▶ _Task_
Leave out the pictures and copy everything else below exactly.

▶ _Entries_
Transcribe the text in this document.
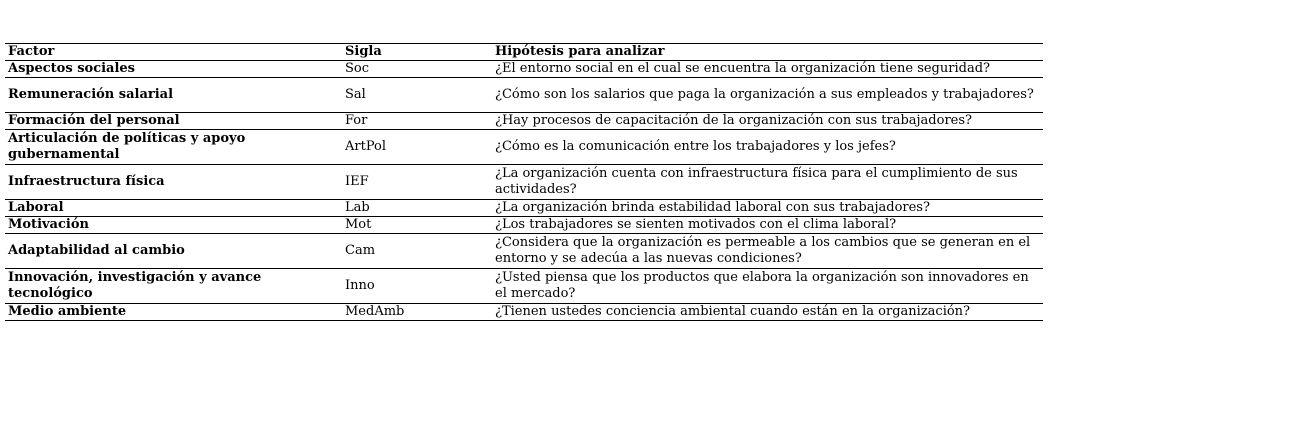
Factor	Sigla	Hipótesis para analizar
Aspectos sociales	Soc	¿El entorno social en el cual se encuentra la organización tiene seguridad?
Remuneración salarial	Sal	¿Cómo son los salarios que paga la organización a sus empleados y trabajadores?
Formación del personal	For	¿Hay procesos de capacitación de la organización con sus trabajadores?
Articulación de políticas y apoyo gubernamental	ArtPol	¿Cómo es la comunicación entre los trabajadores y los jefes?
Infraestructura física	IEF	¿La organización cuenta con infraestructura física para el cumplimiento de sus actividades?
Laboral	Lab	¿La organización brinda estabilidad laboral con sus trabajadores?
Motivación	Mot	¿Los trabajadores se sienten motivados con el clima laboral?
Adaptabilidad al cambio	Cam	¿Considera que la organización es permeable a los cambios que se generan en el entorno y se adecúa a las nuevas condiciones?
Innovación, investigación y avance tecnológico	Inno	¿Usted piensa que los productos que elabora la organización son innovadores en el mercado?
Medio ambiente	MedAmb	¿Tienen ustedes conciencia ambiental cuando están en la organización?
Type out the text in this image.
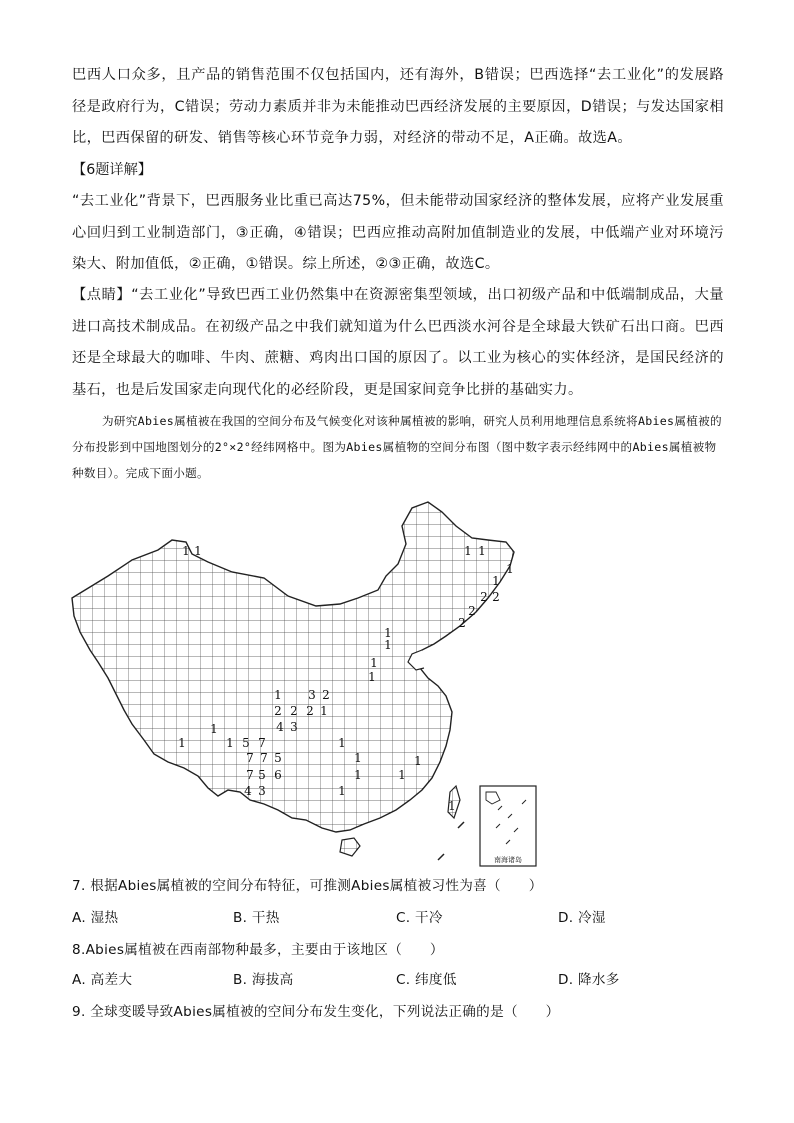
巴西人口众多，且产品的销售范围不仅包括国内，还有海外，B错误；巴西选择“去工业化”的发展路径是政府行为，C错误；劳动力素质并非为未能推动巴西经济发展的主要原因，D错误；与发达国家相比，巴西保留的研发、销售等核心环节竞争力弱，对经济的带动不足，A正确。故选A。
【6题详解】
“去工业化”背景下，巴西服务业比重已高达75%，但未能带动国家经济的整体发展，应将产业发展重心回归到工业制造部门，③正确，④错误；巴西应推动高附加值制造业的发展，中低端产业对环境污染大、附加值低，②正确，①错误。综上所述，②③正确，故选C。
【点睛】“去工业化”导致巴西工业仍然集中在资源密集型领域，出口初级产品和中低端制成品，大量进口高技术制成品。在初级产品之中我们就知道为什么巴西淡水河谷是全球最大铁矿石出口商。巴西还是全球最大的咖啡、牛肉、蔗糖、鸡肉出口国的原因了。以工业为核心的实体经济，是国民经济的基石，也是后发国家走向现代化的必经阶段，更是国家间竞争比拼的基础实力。
为研究Abies属植被在我国的空间分布及气候变化对该种属植被的影响，研究人员利用地理信息系统将Abies属植被的分布投影到中国地图划分的2°×2°经纬网格中。图为Abies属植物的空间分布图（图中数字表示经纬网中的Abies属植被物种数目）。完成下面小题。
南海诸岛
1 1	1 1
1
1
2 2
2
2
1
1
1
1
1 3 2
2 2 2 1
4 3
1
1	1 5 7
7 7 5
1
1
1
1
7 5 6	1
4 3	1
1
7. 根据Abies属植被的空间分布特征，可推测Abies属植被习性为喜（　　）
A. 湿热	B. 干热	C. 干冷	D. 冷湿
8.Abies属植被在西南部物种最多，主要由于该地区（　　）
A. 高差大	B. 海拔高	C. 纬度低	D. 降水多
9. 全球变暖导致Abies属植被的空间分布发生变化，下列说法正确的是（　　）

▶ _Complete output_
Transcribe the text in this document.
Factor	Sigla	Hipótesis para analizar
Aspectos sociales	Soc	¿El entorno social en el cual se encuentra la organización tiene seguridad?
Remuneración salarial	Sal	¿Cómo son los salarios que paga la organización a sus empleados y trabajadores?
Formación del personal	For	¿Hay procesos de capacitación de la organización con sus trabajadores?
Articulación de políticas y apoyo gubernamental	ArtPol	¿Cómo es la comunicación entre los trabajadores y los jefes?
Infraestructura física	IEF	¿La organización cuenta con infraestructura física para el cumplimiento de sus actividades?
Laboral	Lab	¿La organización brinda estabilidad laboral con sus trabajadores?
Motivación	Mot	¿Los trabajadores se sienten motivados con el clima laboral?
Adaptabilidad al cambio	Cam	¿Considera que la organización es permeable a los cambios que se generan en el entorno y se adecúa a las nuevas condiciones?
Innovación, investigación y avance tecnológico	Inno	¿Usted piensa que los productos que elabora la organización son innovadores en el mercado?
Medio ambiente	MedAmb	¿Tienen ustedes conciencia ambiental cuando están en la organización?
Type out the text in this image.
巴西人口众多，且产品的销售范围不仅包括国内，还有海外，B错误；巴西选择“去工业化”的发展路径是政府行为，C错误；劳动力素质并非为未能推动巴西经济发展的主要原因，D错误；与发达国家相比，巴西保留的研发、销售等核心环节竞争力弱，对经济的带动不足，A正确。故选A。
【6题详解】
“去工业化”背景下，巴西服务业比重已高达75%，但未能带动国家经济的整体发展，应将产业发展重心回归到工业制造部门，③正确，④错误；巴西应推动高附加值制造业的发展，中低端产业对环境污染大、附加值低，②正确，①错误。综上所述，②③正确，故选C。
【点睛】“去工业化”导致巴西工业仍然集中在资源密集型领域，出口初级产品和中低端制成品，大量进口高技术制成品。在初级产品之中我们就知道为什么巴西淡水河谷是全球最大铁矿石出口商。巴西还是全球最大的咖啡、牛肉、蔗糖、鸡肉出口国的原因了。以工业为核心的实体经济，是国民经济的基石，也是后发国家走向现代化的必经阶段，更是国家间竞争比拼的基础实力。
为研究Abies属植被在我国的空间分布及气候变化对该种属植被的影响，研究人员利用地理信息系统将Abies属植被的分布投影到中国地图划分的2°×2°经纬网格中。图为Abies属植物的空间分布图（图中数字表示经纬网中的Abies属植被物种数目）。完成下面小题。
南海诸岛
1 1	1 1
1
1
2 2
2
2
1
1
1
1
1 3 2
2 2 2 1
4 3
1
1	1 5 7
7 7 5
1
1
1
1
7 5 6	1
4 3	1
1
7. 根据Abies属植被的空间分布特征，可推测Abies属植被习性为喜（　　）
A. 湿热	B. 干热	C. 干冷	D. 冷湿
8.Abies属植被在西南部物种最多，主要由于该地区（　　）
A. 高差大	B. 海拔高	C. 纬度低	D. 降水多
9. 全球变暖导致Abies属植被的空间分布发生变化，下列说法正确的是（　　）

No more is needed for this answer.